--- start of Dataset ---

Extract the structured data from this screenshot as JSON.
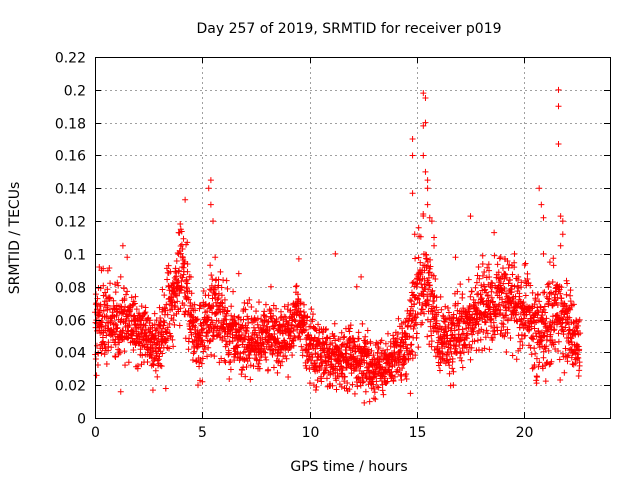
{
  "chart_data": {
    "type": "scatter",
    "title": "Day 257 of 2019, SRMTID for receiver p019",
    "xlabel": "GPS time / hours",
    "ylabel": "SRMTID / TECUs",
    "xlim": [
      0,
      24
    ],
    "ylim": [
      0,
      0.22
    ],
    "x_ticks": [
      0,
      5,
      10,
      15,
      20
    ],
    "x_tick_labels": [
      "0",
      "5",
      "10",
      "15",
      "20"
    ],
    "y_ticks": [
      0,
      0.02,
      0.04,
      0.06,
      0.08,
      0.1,
      0.12,
      0.14,
      0.16,
      0.18,
      0.2,
      0.22
    ],
    "y_tick_labels": [
      "0",
      "0.02",
      "0.04",
      "0.06",
      "0.08",
      "0.1",
      "0.12",
      "0.14",
      "0.16",
      "0.18",
      "0.2",
      "0.22"
    ],
    "grid": true,
    "marker": "plus",
    "series_color": "#ff0000",
    "x_data_range": [
      0,
      22.6
    ],
    "envelope": [
      [
        0,
        0.056,
        0.012
      ],
      [
        0.5,
        0.06,
        0.012
      ],
      [
        1.0,
        0.062,
        0.011
      ],
      [
        1.5,
        0.056,
        0.011
      ],
      [
        2.0,
        0.054,
        0.011
      ],
      [
        2.5,
        0.048,
        0.01
      ],
      [
        3.0,
        0.043,
        0.01
      ],
      [
        3.5,
        0.07,
        0.015
      ],
      [
        4.0,
        0.085,
        0.015
      ],
      [
        4.3,
        0.075,
        0.015
      ],
      [
        4.6,
        0.052,
        0.01
      ],
      [
        5.0,
        0.05,
        0.011
      ],
      [
        5.5,
        0.072,
        0.015
      ],
      [
        6.0,
        0.055,
        0.012
      ],
      [
        6.5,
        0.052,
        0.01
      ],
      [
        7.0,
        0.048,
        0.01
      ],
      [
        7.5,
        0.046,
        0.01
      ],
      [
        8.0,
        0.05,
        0.01
      ],
      [
        8.5,
        0.048,
        0.01
      ],
      [
        9.0,
        0.052,
        0.01
      ],
      [
        9.5,
        0.062,
        0.012
      ],
      [
        10.0,
        0.045,
        0.01
      ],
      [
        10.5,
        0.04,
        0.009
      ],
      [
        11.0,
        0.037,
        0.009
      ],
      [
        11.5,
        0.035,
        0.009
      ],
      [
        12.0,
        0.04,
        0.009
      ],
      [
        12.5,
        0.036,
        0.009
      ],
      [
        13.0,
        0.03,
        0.008
      ],
      [
        13.5,
        0.032,
        0.008
      ],
      [
        14.0,
        0.038,
        0.009
      ],
      [
        14.5,
        0.045,
        0.01
      ],
      [
        15.0,
        0.075,
        0.015
      ],
      [
        15.3,
        0.09,
        0.018
      ],
      [
        15.6,
        0.075,
        0.015
      ],
      [
        16.0,
        0.05,
        0.01
      ],
      [
        16.5,
        0.045,
        0.01
      ],
      [
        17.0,
        0.055,
        0.012
      ],
      [
        17.5,
        0.06,
        0.012
      ],
      [
        18.0,
        0.065,
        0.013
      ],
      [
        18.5,
        0.07,
        0.013
      ],
      [
        19.0,
        0.075,
        0.013
      ],
      [
        19.5,
        0.07,
        0.013
      ],
      [
        20.0,
        0.065,
        0.012
      ],
      [
        20.5,
        0.055,
        0.012
      ],
      [
        21.0,
        0.05,
        0.012
      ],
      [
        21.5,
        0.07,
        0.015
      ],
      [
        22.0,
        0.055,
        0.012
      ],
      [
        22.6,
        0.045,
        0.01
      ]
    ],
    "outliers": [
      [
        0.3,
        0.09
      ],
      [
        1.3,
        0.105
      ],
      [
        1.5,
        0.098
      ],
      [
        3.9,
        0.113
      ],
      [
        4.0,
        0.115
      ],
      [
        4.2,
        0.133
      ],
      [
        4.3,
        0.107
      ],
      [
        5.3,
        0.14
      ],
      [
        5.4,
        0.145
      ],
      [
        5.4,
        0.13
      ],
      [
        5.5,
        0.12
      ],
      [
        5.6,
        0.098
      ],
      [
        6.7,
        0.088
      ],
      [
        9.5,
        0.097
      ],
      [
        11.2,
        0.1
      ],
      [
        12.4,
        0.086
      ],
      [
        14.8,
        0.17
      ],
      [
        14.8,
        0.16
      ],
      [
        14.8,
        0.137
      ],
      [
        14.9,
        0.112
      ],
      [
        15.3,
        0.198
      ],
      [
        15.4,
        0.195
      ],
      [
        15.4,
        0.18
      ],
      [
        15.3,
        0.178
      ],
      [
        15.3,
        0.16
      ],
      [
        15.4,
        0.15
      ],
      [
        15.5,
        0.145
      ],
      [
        15.5,
        0.14
      ],
      [
        15.5,
        0.13
      ],
      [
        15.6,
        0.122
      ],
      [
        15.7,
        0.12
      ],
      [
        15.8,
        0.11
      ],
      [
        15.8,
        0.105
      ],
      [
        17.5,
        0.123
      ],
      [
        20.7,
        0.14
      ],
      [
        20.8,
        0.13
      ],
      [
        20.9,
        0.122
      ],
      [
        20.9,
        0.1
      ],
      [
        21.2,
        0.095
      ],
      [
        21.6,
        0.2
      ],
      [
        21.6,
        0.19
      ],
      [
        21.6,
        0.167
      ],
      [
        21.7,
        0.123
      ],
      [
        21.8,
        0.12
      ],
      [
        21.8,
        0.112
      ],
      [
        21.7,
        0.105
      ],
      [
        0.2,
        0.092
      ],
      [
        1.2,
        0.086
      ],
      [
        8.2,
        0.08
      ],
      [
        12.2,
        0.08
      ],
      [
        16.8,
        0.098
      ],
      [
        18.6,
        0.113
      ],
      [
        19.1,
        0.097
      ],
      [
        22.0,
        0.082
      ],
      [
        1.2,
        0.016
      ],
      [
        2.7,
        0.017
      ],
      [
        3.3,
        0.018
      ],
      [
        12.8,
        0.01
      ],
      [
        13.0,
        0.012
      ],
      [
        14.7,
        0.015
      ],
      [
        16.7,
        0.02
      ],
      [
        20.6,
        0.025
      ],
      [
        4.8,
        0.02
      ],
      [
        9.0,
        0.025
      ],
      [
        10.2,
        0.02
      ],
      [
        11.5,
        0.019
      ]
    ]
  }
}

--- end of Dataset ---

Instruction. Go through the records and gather the lines that hold "SRMTID".

Written response.
    "title": "Day 257 of 2019, SRMTID for receiver p019",
    "ylabel": "SRMTID / TECUs",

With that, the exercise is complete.